[Begin]

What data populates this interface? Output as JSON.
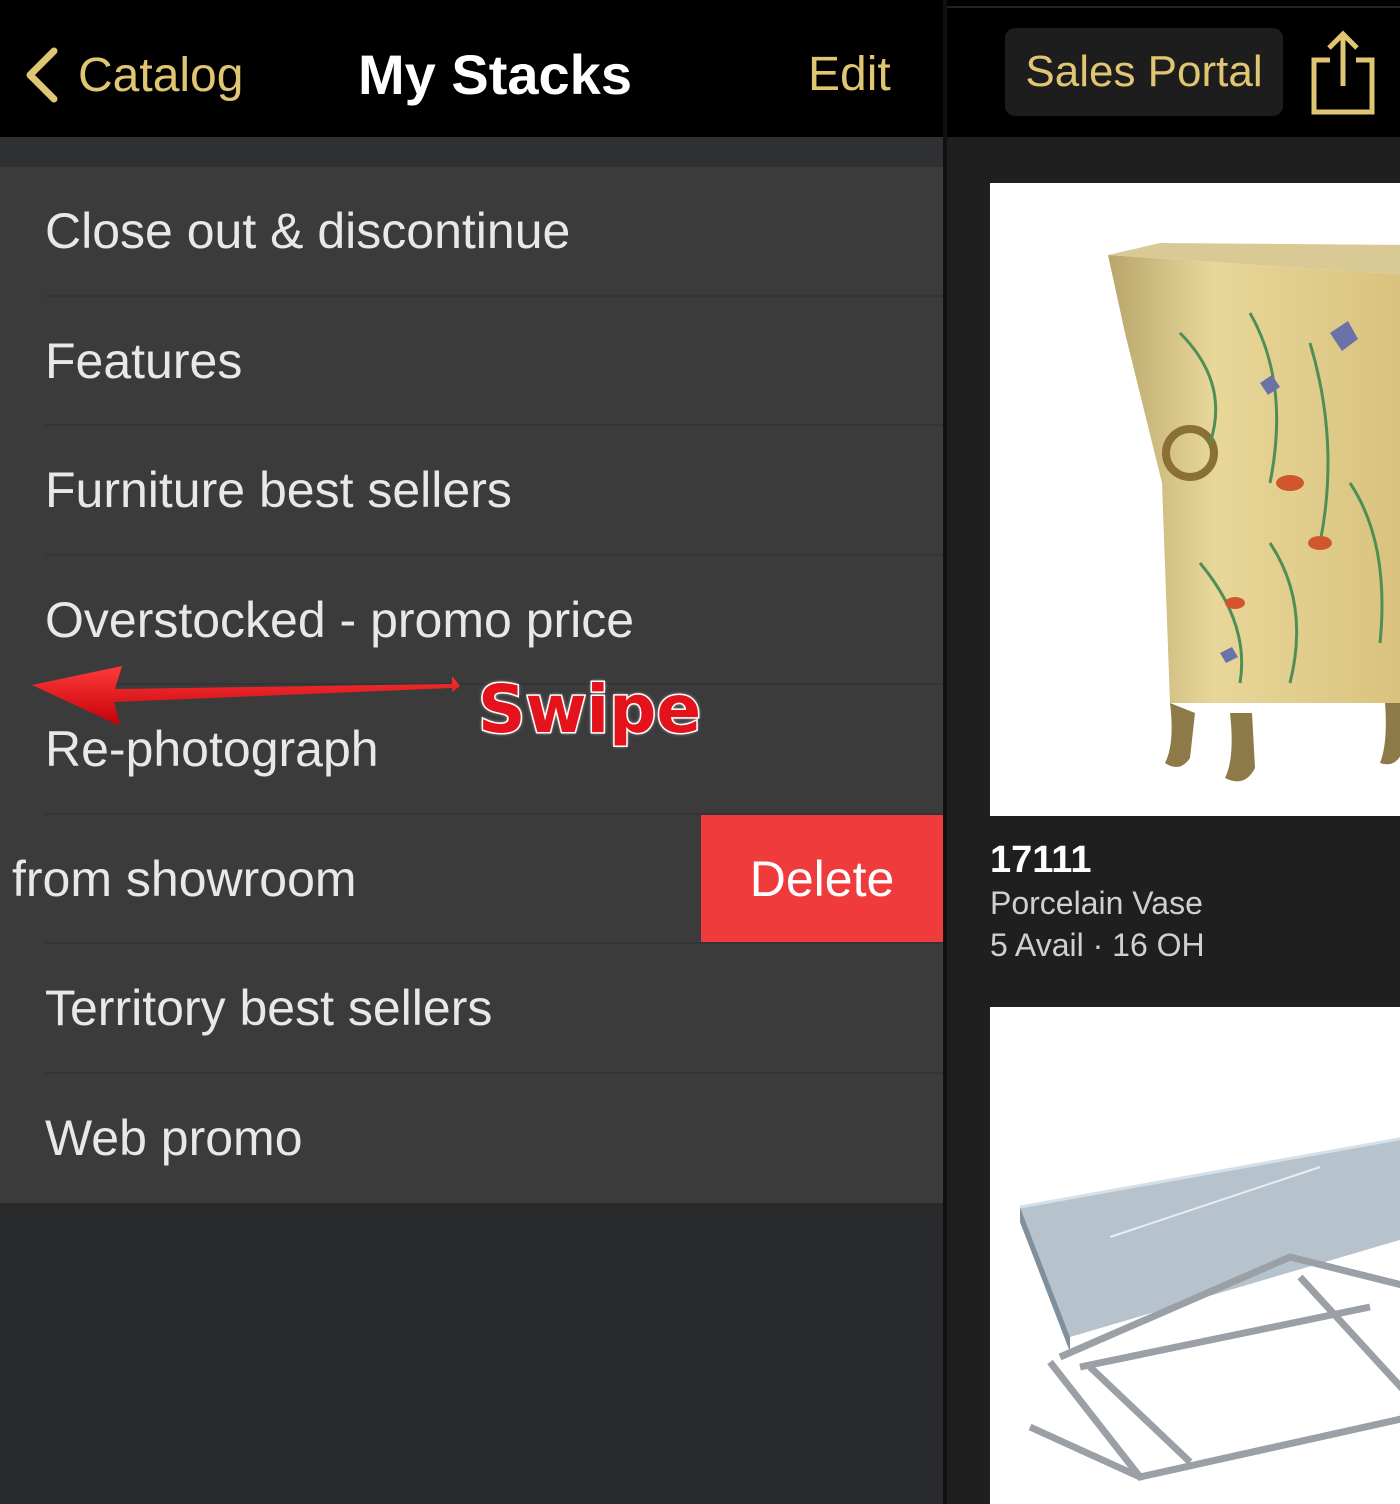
{
  "left_nav": {
    "back_label": "Catalog",
    "title": "My Stacks",
    "edit_label": "Edit"
  },
  "stacks": [
    {
      "label": "Close out & discontinue"
    },
    {
      "label": "Features"
    },
    {
      "label": "Furniture best sellers"
    },
    {
      "label": "Overstocked - promo price"
    },
    {
      "label": "Re-photograph"
    },
    {
      "label": "from showroom"
    },
    {
      "label": "Territory best sellers"
    },
    {
      "label": "Web promo"
    }
  ],
  "swiped_row": {
    "delete_label": "Delete",
    "annotation": "Swipe"
  },
  "right_nav": {
    "sales_portal_label": "Sales Portal",
    "share_icon": "share-icon"
  },
  "products": [
    {
      "sku": "17111",
      "name": "Porcelain Vase",
      "stock": "5 Avail · 16 OH"
    }
  ],
  "colors": {
    "accent": "#e0c572",
    "delete": "#ef3b3b",
    "annotation": "#e4121a"
  }
}
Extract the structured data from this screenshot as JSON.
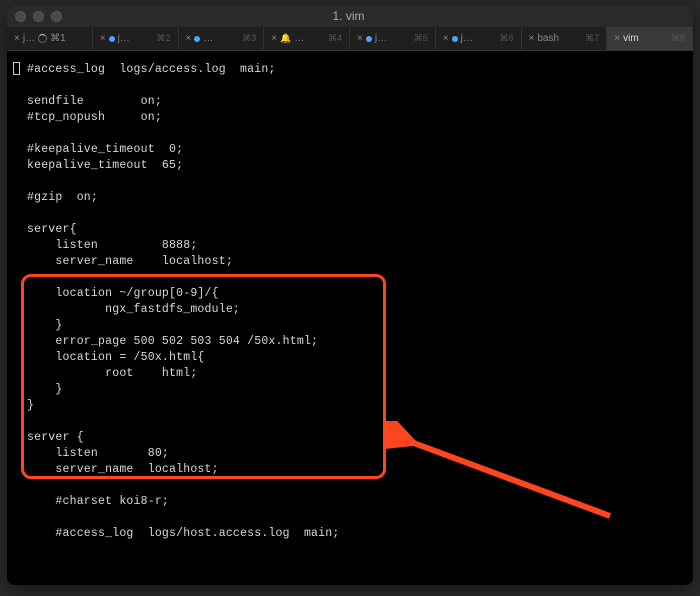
{
  "window": {
    "title": "1. vim"
  },
  "tabs": [
    {
      "icon": "spinner",
      "label": "⌘1",
      "shortcut": "",
      "pref": "j…",
      "active": false
    },
    {
      "icon": "bluedot",
      "label": "j…",
      "shortcut": "⌘2",
      "active": false
    },
    {
      "icon": "bluedot",
      "label": "…",
      "shortcut": "⌘3",
      "active": false
    },
    {
      "icon": "bell",
      "label": "…",
      "shortcut": "⌘4",
      "active": false
    },
    {
      "icon": "bluedot",
      "label": "j…",
      "shortcut": "⌘5",
      "active": false
    },
    {
      "icon": "bluedot",
      "label": "j…",
      "shortcut": "⌘6",
      "active": false
    },
    {
      "icon": "none",
      "label": "bash",
      "shortcut": "⌘7",
      "active": false
    },
    {
      "icon": "none",
      "label": "vim",
      "shortcut": "⌘8",
      "active": true
    }
  ],
  "code": {
    "lines": [
      "#access_log  logs/access.log  main;",
      "",
      "sendfile        on;",
      "#tcp_nopush     on;",
      "",
      "#keepalive_timeout  0;",
      "keepalive_timeout  65;",
      "",
      "#gzip  on;",
      "",
      "server{",
      "    listen         8888;",
      "    server_name    localhost;",
      "",
      "    location ~/group[0-9]/{",
      "           ngx_fastdfs_module;",
      "    }",
      "    error_page 500 502 503 504 /50x.html;",
      "    location = /50x.html{",
      "           root    html;",
      "    }",
      "}",
      "",
      "server {",
      "    listen       80;",
      "    server_name  localhost;",
      "",
      "    #charset koi8-r;",
      "",
      "    #access_log  logs/host.access.log  main;"
    ]
  }
}
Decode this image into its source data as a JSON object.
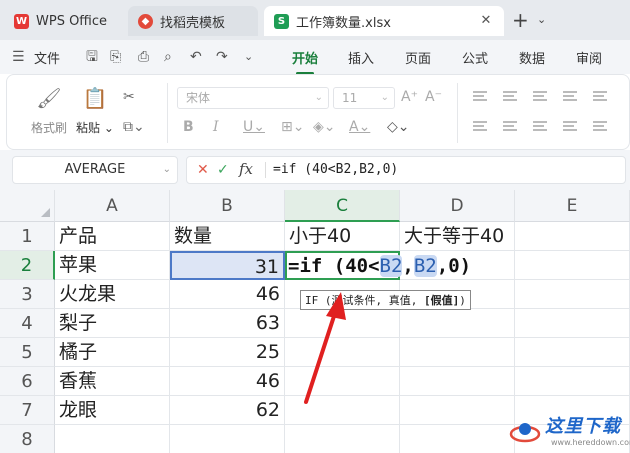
{
  "tabs": {
    "wps": "WPS Office",
    "template": "找稻壳模板",
    "file": "工作簿数量.xlsx",
    "close_icon": "close-icon",
    "add_icon": "plus-icon"
  },
  "menu": {
    "file_label": "文件",
    "tabs": [
      "开始",
      "插入",
      "页面",
      "公式",
      "数据",
      "审阅"
    ],
    "active_tab": "开始"
  },
  "toolbar": {
    "format_painter": "格式刷",
    "paste": "粘贴",
    "font_name": "宋体",
    "font_size": "11"
  },
  "formula_bar": {
    "name_box": "AVERAGE",
    "fx": "fx",
    "formula": "=if (40<B2,B2,0)"
  },
  "grid": {
    "columns": [
      "A",
      "B",
      "C",
      "D",
      "E"
    ],
    "rows": [
      "1",
      "2",
      "3",
      "4",
      "5",
      "6",
      "7",
      "8"
    ],
    "header_row": {
      "a": "产品",
      "b": "数量",
      "c": "小于40",
      "d": "大于等于40"
    },
    "data": [
      {
        "product": "苹果",
        "qty": "31"
      },
      {
        "product": "火龙果",
        "qty": "46"
      },
      {
        "product": "梨子",
        "qty": "63"
      },
      {
        "product": "橘子",
        "qty": "25"
      },
      {
        "product": "香蕉",
        "qty": "46"
      },
      {
        "product": "龙眼",
        "qty": "62"
      }
    ],
    "editing": {
      "prefix": "=if (40<",
      "ref1": "B2",
      "sep": ",",
      "ref2": "B2",
      "suffix": ",0)"
    },
    "tooltip": {
      "text": "IF (测试条件, 真值, ",
      "bold": "[假值]",
      "close": ")"
    }
  },
  "watermark": {
    "text": "这里下载",
    "sub": "www.hereddown.com"
  },
  "colors": {
    "accent_green": "#1a7f3c",
    "reference_blue": "#4d79c7",
    "arrow_red": "#e02020"
  }
}
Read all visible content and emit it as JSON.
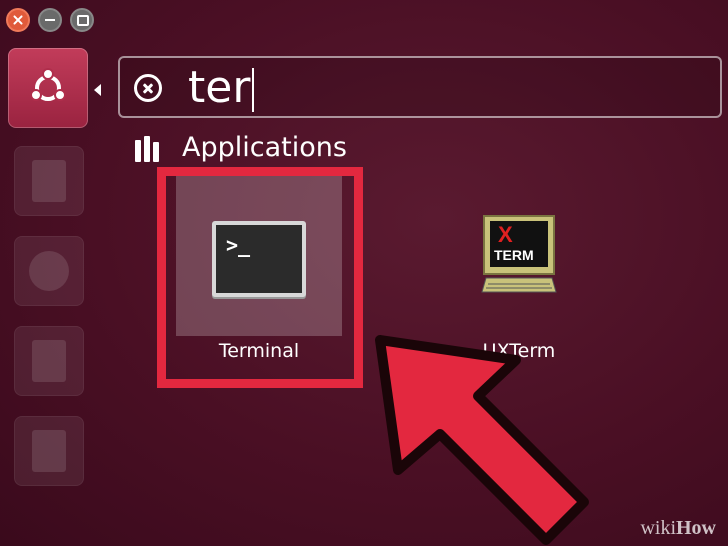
{
  "window": {
    "controls": [
      "close",
      "minimize",
      "maximize"
    ]
  },
  "launcher": {
    "items": [
      "dash-home",
      "files",
      "firefox",
      "libreoffice-writer",
      "libreoffice-calc"
    ]
  },
  "search": {
    "value": "ter"
  },
  "category": {
    "title": "Applications"
  },
  "results": [
    {
      "label": "Terminal",
      "icon_text": ">_",
      "highlighted": true
    },
    {
      "label": "UXTerm",
      "icon_text_top": "X",
      "icon_text_bottom": "TERM"
    }
  ],
  "watermark": {
    "prefix": "wiki",
    "suffix": "How"
  },
  "colors": {
    "annotation_red": "#e3283f",
    "background": "#4a0f24",
    "dash_accent": "#c23c5a"
  }
}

[End]

→ TASK INSTRUCTIONS
Check each line of the records above for the string "title", and report every line that has it.

→ THE ANSWER
    "title": "My Stacks",
    "title": "1. vim"
    "title": "Applications"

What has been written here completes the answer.